Records from a collection
^^^^^^^^
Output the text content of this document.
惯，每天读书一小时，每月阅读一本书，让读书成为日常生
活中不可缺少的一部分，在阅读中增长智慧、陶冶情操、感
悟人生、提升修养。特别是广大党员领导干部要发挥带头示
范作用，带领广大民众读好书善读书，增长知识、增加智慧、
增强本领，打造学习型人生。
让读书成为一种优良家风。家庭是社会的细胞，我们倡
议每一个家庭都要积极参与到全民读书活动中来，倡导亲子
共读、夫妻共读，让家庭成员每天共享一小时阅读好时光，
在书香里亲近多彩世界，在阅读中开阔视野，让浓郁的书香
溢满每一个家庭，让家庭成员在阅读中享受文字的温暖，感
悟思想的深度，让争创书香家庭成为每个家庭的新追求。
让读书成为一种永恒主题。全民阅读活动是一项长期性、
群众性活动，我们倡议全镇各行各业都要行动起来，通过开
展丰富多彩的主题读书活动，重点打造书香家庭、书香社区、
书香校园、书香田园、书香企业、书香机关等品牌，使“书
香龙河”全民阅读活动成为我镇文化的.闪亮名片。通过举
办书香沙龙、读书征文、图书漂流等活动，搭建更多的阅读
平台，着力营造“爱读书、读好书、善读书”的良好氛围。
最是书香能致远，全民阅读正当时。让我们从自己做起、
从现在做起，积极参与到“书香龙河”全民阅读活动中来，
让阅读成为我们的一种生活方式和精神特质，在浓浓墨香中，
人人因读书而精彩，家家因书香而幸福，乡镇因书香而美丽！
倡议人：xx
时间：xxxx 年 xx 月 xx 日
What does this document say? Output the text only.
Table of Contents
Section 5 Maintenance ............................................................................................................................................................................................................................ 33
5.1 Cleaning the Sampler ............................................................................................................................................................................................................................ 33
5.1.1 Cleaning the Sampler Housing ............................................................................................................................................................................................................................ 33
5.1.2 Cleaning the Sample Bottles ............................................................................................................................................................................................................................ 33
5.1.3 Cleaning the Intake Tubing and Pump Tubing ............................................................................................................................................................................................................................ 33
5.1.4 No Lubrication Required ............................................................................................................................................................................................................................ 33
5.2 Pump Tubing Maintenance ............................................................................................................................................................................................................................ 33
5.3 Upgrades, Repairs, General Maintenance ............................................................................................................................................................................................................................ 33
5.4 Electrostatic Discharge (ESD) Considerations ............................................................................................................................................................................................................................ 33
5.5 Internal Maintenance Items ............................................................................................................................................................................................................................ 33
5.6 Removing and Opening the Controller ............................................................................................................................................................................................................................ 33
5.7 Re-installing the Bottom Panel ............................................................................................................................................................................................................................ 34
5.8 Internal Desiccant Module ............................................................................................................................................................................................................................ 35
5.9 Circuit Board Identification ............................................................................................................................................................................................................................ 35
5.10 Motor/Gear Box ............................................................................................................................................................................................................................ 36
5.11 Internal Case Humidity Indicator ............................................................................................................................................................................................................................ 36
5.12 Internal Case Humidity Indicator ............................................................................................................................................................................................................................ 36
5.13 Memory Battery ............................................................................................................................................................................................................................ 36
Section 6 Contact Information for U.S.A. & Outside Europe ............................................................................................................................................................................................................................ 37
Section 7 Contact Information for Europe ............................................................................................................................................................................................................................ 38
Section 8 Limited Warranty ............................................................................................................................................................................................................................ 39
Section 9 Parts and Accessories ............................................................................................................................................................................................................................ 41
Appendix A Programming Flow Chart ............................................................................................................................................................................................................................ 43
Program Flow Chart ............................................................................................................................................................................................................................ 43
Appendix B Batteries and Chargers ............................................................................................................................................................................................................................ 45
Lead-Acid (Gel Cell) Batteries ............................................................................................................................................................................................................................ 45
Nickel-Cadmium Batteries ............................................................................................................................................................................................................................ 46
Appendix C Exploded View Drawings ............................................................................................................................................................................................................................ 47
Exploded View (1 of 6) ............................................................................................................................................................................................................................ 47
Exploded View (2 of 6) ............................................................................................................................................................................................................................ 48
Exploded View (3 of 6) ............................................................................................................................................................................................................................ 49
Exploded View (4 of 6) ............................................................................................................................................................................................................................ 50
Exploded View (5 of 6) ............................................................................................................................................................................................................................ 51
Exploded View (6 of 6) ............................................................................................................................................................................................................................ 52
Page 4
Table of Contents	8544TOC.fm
^^^^^^^^
→ Written problem
How many lines in the entries contain the string "text"? Answer with the number only.

→ Reply
2